──────── Entries shown

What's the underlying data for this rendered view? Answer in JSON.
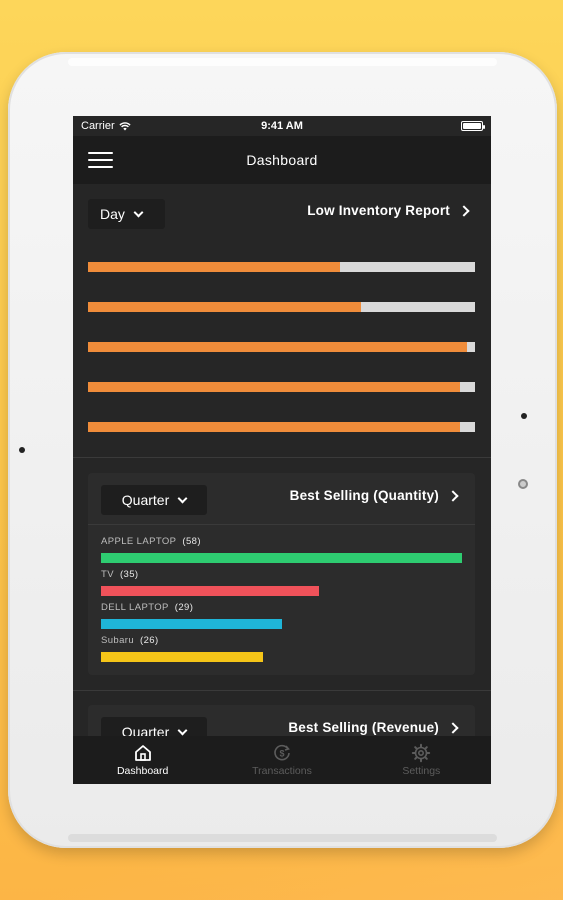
{
  "status_bar": {
    "carrier": "Carrier",
    "time": "9:41 AM"
  },
  "nav": {
    "title": "Dashboard"
  },
  "inventory": {
    "period": "Day",
    "report_link": "Low Inventory Report",
    "bars": [
      {
        "level": 0.65
      },
      {
        "level": 0.705
      },
      {
        "level": 0.98
      },
      {
        "level": 0.96
      },
      {
        "level": 0.96
      }
    ]
  },
  "best_quantity": {
    "period": "Quarter",
    "title": "Best Selling (Quantity)",
    "max": 58,
    "items": [
      {
        "name": "APPLE LAPTOP",
        "count": "(58)",
        "value": 58,
        "color": "#2ecc71"
      },
      {
        "name": "TV",
        "count": "(35)",
        "value": 35,
        "color": "#f0525a"
      },
      {
        "name": "DELL LAPTOP",
        "count": "(29)",
        "value": 29,
        "color": "#1fb5d8"
      },
      {
        "name": "Subaru",
        "count": "(26)",
        "value": 26,
        "color": "#f5c518"
      }
    ]
  },
  "best_revenue": {
    "period": "Quarter",
    "title": "Best Selling (Revenue)"
  },
  "tabs": [
    {
      "label": "Dashboard",
      "icon": "home-icon",
      "active": true
    },
    {
      "label": "Transactions",
      "icon": "dollar-icon",
      "active": false
    },
    {
      "label": "Settings",
      "icon": "gear-icon",
      "active": false
    }
  ],
  "colors": {
    "inventory_fill": "#ef8c3a",
    "inventory_track": "#d9d9d9",
    "screen_bg": "#262626"
  }
}
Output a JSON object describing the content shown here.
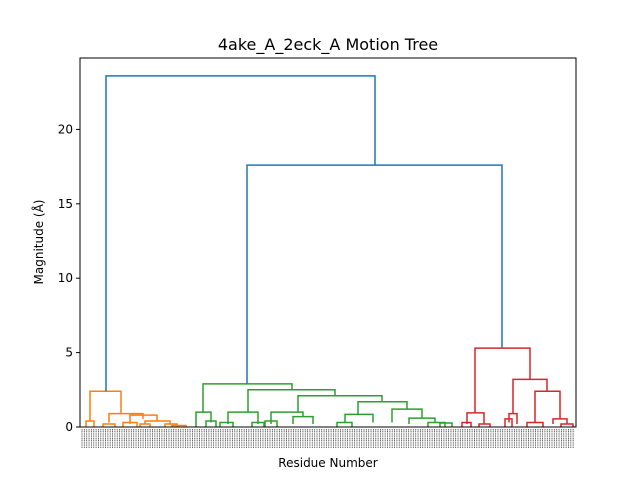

────────────────

_Your instructions:_ Repeat the records above exactly, omitting every picture.

_Output for this task:_
What's the underlying data for this rendered view? Answer in JSON.
{
  "status_bar": {
    "carrier": "Carrier",
    "time": "9:41 AM"
  },
  "nav": {
    "title": "Dashboard"
  },
  "inventory": {
    "period": "Day",
    "report_link": "Low Inventory Report",
    "bars": [
      {
        "level": 0.65
      },
      {
        "level": 0.705
      },
      {
        "level": 0.98
      },
      {
        "level": 0.96
      },
      {
        "level": 0.96
      }
    ]
  },
  "best_quantity": {
    "period": "Quarter",
    "title": "Best Selling (Quantity)",
    "max": 58,
    "items": [
      {
        "name": "APPLE LAPTOP",
        "count": "(58)",
        "value": 58,
        "color": "#2ecc71"
      },
      {
        "name": "TV",
        "count": "(35)",
        "value": 35,
        "color": "#f0525a"
      },
      {
        "name": "DELL LAPTOP",
        "count": "(29)",
        "value": 29,
        "color": "#1fb5d8"
      },
      {
        "name": "Subaru",
        "count": "(26)",
        "value": 26,
        "color": "#f5c518"
      }
    ]
  },
  "best_revenue": {
    "period": "Quarter",
    "title": "Best Selling (Revenue)"
  },
  "tabs": [
    {
      "label": "Dashboard",
      "icon": "home-icon",
      "active": true
    },
    {
      "label": "Transactions",
      "icon": "dollar-icon",
      "active": false
    },
    {
      "label": "Settings",
      "icon": "gear-icon",
      "active": false
    }
  ],
  "colors": {
    "inventory_fill": "#ef8c3a",
    "inventory_track": "#d9d9d9",
    "screen_bg": "#262626"
  }
}
Output a JSON object describing the content shown here.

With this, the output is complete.